> PROBLEM TO SOLVE
Go line by line through the entries and show those that hold the string "screenshot".
::::::::::
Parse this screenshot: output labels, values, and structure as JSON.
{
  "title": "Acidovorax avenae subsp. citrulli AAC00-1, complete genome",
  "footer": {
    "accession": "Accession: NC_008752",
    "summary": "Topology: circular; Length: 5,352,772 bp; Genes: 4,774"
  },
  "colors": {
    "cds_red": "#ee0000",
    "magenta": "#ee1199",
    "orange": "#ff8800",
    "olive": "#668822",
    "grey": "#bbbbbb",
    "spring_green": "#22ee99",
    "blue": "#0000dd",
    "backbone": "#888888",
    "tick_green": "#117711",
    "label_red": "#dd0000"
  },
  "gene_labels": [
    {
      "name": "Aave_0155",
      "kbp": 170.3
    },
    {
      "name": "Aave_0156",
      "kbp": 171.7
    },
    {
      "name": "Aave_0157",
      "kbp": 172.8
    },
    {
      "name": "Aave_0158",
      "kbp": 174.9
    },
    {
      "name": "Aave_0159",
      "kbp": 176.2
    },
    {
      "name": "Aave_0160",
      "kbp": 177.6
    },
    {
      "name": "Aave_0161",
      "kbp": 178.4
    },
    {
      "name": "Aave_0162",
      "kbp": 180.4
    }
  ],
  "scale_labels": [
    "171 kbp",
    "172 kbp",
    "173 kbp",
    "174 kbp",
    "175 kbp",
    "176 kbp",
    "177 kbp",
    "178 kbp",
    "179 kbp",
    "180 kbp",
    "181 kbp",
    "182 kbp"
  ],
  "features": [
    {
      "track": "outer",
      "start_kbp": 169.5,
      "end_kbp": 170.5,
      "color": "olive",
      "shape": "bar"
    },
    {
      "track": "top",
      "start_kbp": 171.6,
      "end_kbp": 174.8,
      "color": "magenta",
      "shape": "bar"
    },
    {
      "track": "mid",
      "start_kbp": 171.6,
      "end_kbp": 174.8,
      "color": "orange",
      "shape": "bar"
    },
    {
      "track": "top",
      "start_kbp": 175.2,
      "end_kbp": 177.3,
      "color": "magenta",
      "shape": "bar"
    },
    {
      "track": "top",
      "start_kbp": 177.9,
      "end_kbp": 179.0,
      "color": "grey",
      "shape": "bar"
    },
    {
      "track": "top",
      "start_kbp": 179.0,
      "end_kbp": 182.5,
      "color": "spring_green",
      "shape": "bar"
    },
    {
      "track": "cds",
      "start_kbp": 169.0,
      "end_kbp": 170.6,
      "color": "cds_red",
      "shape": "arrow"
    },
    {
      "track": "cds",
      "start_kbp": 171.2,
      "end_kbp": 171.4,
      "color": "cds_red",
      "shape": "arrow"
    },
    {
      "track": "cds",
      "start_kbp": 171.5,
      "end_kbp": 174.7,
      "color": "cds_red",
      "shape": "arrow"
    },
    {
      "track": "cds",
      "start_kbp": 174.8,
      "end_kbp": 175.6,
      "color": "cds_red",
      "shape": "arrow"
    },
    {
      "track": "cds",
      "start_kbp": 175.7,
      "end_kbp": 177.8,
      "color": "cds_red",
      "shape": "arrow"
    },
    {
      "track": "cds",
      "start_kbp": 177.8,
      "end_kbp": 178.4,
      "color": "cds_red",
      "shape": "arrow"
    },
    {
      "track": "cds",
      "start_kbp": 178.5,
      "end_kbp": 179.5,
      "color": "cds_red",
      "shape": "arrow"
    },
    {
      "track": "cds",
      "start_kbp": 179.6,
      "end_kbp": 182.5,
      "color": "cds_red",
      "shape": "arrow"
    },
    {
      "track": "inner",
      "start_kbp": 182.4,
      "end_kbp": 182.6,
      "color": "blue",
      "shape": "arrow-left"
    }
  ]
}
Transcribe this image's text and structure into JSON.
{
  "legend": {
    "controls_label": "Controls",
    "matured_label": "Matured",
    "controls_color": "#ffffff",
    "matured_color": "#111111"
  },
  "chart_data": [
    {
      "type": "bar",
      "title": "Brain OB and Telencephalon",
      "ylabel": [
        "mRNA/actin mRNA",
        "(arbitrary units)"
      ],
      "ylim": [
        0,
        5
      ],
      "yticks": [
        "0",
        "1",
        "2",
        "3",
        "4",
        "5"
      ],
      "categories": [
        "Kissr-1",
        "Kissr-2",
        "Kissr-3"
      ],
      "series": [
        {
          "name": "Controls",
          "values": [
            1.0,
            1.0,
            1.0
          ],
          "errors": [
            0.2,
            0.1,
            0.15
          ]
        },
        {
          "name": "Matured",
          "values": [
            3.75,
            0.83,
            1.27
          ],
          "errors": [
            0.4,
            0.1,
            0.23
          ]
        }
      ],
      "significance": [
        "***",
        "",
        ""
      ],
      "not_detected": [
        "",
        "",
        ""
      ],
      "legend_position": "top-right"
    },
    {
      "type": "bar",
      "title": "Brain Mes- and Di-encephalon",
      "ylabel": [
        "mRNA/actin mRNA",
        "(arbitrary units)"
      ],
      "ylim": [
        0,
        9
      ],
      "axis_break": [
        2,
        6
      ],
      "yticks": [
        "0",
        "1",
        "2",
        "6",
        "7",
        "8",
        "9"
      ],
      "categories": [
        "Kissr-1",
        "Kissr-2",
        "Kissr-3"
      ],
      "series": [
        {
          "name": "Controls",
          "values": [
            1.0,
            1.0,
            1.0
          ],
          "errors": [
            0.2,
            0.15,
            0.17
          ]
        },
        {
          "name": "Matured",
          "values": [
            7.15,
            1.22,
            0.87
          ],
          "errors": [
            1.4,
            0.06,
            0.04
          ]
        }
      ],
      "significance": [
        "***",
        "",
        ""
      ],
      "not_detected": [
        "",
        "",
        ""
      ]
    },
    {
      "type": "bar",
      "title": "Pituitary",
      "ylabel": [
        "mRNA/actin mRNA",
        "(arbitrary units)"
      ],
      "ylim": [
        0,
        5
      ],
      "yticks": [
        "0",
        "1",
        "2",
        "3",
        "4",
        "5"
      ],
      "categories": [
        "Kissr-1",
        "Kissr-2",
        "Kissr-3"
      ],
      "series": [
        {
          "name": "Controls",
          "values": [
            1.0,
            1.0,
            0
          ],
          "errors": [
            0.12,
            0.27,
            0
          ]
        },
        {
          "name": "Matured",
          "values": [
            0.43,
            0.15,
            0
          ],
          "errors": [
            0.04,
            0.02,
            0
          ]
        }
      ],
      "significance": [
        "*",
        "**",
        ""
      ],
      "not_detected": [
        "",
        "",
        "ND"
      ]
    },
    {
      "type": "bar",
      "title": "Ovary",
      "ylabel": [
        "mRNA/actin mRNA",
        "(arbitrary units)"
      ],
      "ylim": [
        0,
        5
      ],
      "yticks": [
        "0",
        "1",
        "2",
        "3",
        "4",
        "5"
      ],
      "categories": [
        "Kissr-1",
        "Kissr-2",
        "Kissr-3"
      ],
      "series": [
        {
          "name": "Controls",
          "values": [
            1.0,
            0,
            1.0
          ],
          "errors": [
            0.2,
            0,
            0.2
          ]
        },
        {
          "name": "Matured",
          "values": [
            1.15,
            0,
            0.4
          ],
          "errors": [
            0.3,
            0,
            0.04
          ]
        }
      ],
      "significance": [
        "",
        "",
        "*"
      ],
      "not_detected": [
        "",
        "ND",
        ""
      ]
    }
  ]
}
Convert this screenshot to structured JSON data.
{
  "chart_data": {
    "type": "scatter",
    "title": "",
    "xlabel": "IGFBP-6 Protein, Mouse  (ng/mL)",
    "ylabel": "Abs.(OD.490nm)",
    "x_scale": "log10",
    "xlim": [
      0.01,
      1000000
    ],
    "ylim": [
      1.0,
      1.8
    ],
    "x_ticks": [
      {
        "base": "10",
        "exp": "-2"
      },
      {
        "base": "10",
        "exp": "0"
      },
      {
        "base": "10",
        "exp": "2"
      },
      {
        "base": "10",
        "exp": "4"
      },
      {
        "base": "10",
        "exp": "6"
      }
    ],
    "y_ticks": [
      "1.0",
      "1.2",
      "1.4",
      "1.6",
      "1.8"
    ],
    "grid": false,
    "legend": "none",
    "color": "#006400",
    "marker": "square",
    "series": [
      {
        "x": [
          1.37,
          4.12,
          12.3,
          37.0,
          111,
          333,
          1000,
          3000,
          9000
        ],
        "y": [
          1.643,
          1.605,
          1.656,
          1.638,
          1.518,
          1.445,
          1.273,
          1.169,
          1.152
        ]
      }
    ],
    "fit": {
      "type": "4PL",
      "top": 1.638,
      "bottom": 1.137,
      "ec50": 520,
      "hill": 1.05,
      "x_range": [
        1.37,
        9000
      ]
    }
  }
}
::::::::::
> ANSWER FOR THIS EXERCISE
Parse this screenshot: output labels, values, and structure as JSON.
Convert this screenshot to structured JSON data.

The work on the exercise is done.